# start of EXTRACTED RECORDS

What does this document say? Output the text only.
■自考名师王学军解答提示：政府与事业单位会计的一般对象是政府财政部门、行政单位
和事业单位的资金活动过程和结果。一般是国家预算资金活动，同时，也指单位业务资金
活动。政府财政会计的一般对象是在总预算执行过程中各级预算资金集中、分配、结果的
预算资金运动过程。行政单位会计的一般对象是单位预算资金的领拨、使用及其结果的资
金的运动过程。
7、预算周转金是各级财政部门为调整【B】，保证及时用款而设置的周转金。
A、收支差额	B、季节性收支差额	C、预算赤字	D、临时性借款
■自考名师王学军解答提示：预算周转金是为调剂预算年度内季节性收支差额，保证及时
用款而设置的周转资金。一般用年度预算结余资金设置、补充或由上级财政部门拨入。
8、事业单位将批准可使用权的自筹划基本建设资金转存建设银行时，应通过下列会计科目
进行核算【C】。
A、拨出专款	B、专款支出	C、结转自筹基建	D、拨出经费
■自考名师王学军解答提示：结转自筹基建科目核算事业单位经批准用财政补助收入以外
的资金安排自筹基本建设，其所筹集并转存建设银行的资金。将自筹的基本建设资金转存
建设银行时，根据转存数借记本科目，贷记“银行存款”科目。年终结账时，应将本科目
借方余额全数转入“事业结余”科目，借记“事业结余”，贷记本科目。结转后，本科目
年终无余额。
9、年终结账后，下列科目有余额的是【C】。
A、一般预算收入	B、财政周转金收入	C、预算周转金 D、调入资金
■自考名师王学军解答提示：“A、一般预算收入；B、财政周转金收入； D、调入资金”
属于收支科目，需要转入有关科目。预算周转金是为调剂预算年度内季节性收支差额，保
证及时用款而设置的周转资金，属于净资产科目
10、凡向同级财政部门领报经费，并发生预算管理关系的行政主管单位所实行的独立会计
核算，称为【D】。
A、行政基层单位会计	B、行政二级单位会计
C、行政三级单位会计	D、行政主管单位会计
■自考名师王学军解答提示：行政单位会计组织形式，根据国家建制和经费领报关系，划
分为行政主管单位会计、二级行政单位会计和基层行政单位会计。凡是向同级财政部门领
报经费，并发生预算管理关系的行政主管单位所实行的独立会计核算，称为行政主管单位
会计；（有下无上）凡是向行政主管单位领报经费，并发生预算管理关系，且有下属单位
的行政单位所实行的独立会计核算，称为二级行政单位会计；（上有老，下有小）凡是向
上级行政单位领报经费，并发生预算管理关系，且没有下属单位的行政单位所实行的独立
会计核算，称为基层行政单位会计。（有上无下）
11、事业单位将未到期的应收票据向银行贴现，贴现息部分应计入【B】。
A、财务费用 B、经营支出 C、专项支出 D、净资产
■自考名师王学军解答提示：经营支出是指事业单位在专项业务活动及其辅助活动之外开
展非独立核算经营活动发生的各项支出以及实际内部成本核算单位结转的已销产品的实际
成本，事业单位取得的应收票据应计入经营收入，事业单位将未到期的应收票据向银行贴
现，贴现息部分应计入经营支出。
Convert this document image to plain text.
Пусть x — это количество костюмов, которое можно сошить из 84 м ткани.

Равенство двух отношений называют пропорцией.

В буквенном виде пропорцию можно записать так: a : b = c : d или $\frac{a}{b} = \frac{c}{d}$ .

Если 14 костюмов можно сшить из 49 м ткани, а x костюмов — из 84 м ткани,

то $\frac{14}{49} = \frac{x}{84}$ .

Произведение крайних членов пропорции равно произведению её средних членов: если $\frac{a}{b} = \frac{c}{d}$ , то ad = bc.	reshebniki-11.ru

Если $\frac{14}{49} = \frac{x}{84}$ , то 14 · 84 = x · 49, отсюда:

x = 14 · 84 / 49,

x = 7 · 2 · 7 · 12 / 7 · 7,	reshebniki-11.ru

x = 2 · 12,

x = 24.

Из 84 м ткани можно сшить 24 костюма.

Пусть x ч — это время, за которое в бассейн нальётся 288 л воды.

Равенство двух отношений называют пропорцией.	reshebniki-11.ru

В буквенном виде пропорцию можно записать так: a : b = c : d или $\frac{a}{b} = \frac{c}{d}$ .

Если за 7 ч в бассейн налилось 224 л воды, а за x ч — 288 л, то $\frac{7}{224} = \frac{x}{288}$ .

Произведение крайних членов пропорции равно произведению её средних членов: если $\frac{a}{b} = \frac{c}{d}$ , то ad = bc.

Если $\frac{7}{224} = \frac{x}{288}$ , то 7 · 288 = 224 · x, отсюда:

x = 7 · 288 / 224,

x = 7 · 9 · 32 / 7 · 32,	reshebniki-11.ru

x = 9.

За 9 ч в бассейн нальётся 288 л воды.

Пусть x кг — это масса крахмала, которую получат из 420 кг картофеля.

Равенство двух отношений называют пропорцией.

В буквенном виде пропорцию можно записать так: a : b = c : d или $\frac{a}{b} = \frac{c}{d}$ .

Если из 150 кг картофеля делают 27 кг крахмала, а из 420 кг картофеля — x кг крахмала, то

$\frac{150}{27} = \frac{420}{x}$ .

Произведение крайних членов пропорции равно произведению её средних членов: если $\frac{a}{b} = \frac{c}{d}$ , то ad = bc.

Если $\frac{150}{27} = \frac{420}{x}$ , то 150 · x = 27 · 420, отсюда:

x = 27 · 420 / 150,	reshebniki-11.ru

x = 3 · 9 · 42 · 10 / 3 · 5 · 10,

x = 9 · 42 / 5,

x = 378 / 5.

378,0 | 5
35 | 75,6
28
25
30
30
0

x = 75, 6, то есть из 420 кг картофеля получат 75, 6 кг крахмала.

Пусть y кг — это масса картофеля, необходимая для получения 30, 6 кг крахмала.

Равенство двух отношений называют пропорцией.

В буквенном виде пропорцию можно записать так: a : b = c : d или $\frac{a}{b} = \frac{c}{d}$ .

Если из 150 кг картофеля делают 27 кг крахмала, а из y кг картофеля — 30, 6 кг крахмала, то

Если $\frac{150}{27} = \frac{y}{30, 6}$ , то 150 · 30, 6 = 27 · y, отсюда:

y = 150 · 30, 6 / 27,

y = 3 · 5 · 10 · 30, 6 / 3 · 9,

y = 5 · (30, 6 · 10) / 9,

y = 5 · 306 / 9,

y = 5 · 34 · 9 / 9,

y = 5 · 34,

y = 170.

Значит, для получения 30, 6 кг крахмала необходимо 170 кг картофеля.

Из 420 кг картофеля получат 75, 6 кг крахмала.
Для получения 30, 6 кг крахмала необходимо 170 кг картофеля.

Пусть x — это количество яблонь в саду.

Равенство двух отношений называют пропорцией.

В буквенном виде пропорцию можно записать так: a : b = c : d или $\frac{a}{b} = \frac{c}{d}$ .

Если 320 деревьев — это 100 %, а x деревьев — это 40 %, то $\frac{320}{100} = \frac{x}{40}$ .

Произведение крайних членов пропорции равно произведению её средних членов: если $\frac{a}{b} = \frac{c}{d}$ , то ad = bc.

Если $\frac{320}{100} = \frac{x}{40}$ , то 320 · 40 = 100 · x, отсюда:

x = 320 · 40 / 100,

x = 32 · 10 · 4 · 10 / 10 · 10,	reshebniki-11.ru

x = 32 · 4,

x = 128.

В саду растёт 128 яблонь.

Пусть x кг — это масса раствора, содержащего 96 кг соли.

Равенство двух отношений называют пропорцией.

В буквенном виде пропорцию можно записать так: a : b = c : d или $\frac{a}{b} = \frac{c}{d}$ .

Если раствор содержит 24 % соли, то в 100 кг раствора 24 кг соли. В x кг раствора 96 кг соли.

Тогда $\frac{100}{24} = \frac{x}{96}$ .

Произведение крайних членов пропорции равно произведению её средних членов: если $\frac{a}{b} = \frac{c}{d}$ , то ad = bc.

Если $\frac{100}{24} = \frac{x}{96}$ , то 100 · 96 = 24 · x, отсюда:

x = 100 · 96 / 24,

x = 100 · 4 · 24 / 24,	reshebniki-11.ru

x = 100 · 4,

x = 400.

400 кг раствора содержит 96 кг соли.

# end of EXTRACTED RECORDS

EXERCISE OBJECTIVE: The lines above form a set of records; determine how many of them contain the string "document" and give that number alone.

SOLUTION TO THIS PROBLEM: 2